### Dataset ###

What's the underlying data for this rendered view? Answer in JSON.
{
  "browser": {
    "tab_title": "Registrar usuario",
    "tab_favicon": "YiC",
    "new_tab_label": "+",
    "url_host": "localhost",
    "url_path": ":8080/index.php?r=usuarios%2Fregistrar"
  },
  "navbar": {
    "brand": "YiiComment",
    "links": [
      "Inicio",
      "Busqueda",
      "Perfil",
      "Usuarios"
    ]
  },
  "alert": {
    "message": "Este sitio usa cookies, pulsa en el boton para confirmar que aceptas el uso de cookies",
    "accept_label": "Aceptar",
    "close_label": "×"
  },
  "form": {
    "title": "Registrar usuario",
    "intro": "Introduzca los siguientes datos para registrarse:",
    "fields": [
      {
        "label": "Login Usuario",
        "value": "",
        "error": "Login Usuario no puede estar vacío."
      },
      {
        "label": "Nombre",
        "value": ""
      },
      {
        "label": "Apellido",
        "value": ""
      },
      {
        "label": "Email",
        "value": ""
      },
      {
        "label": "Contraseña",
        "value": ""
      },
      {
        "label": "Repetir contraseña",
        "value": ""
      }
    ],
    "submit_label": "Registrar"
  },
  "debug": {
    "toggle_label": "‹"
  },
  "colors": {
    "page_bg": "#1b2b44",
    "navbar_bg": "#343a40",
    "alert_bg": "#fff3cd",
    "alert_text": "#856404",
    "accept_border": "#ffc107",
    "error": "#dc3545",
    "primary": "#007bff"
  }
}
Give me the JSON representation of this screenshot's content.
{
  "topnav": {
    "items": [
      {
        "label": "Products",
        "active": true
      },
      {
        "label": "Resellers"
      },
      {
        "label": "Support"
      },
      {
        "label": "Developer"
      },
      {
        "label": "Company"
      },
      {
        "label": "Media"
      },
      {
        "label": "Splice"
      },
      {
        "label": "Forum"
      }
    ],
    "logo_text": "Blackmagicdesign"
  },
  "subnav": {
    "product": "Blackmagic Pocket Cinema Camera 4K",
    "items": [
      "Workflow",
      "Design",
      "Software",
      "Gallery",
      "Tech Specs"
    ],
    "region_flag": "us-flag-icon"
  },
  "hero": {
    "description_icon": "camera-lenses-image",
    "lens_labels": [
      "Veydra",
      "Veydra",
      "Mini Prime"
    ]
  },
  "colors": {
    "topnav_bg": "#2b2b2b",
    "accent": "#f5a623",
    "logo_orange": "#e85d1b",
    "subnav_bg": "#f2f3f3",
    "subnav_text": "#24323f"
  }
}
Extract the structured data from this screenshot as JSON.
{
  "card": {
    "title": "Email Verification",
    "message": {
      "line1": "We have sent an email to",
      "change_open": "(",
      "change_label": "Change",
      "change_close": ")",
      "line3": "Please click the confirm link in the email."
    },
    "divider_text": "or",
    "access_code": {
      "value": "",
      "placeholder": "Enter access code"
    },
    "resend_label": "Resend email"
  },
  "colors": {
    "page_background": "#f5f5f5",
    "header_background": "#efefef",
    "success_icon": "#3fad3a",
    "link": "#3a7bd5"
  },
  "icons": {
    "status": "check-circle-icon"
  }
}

###

- [Exercise goal]
For each line above that contains the word "message", copy that line.

- [Final result]
    "message": "Este sitio usa cookies, pulsa en el boton para confirmar que aceptas el uso de cookies",
    "message": {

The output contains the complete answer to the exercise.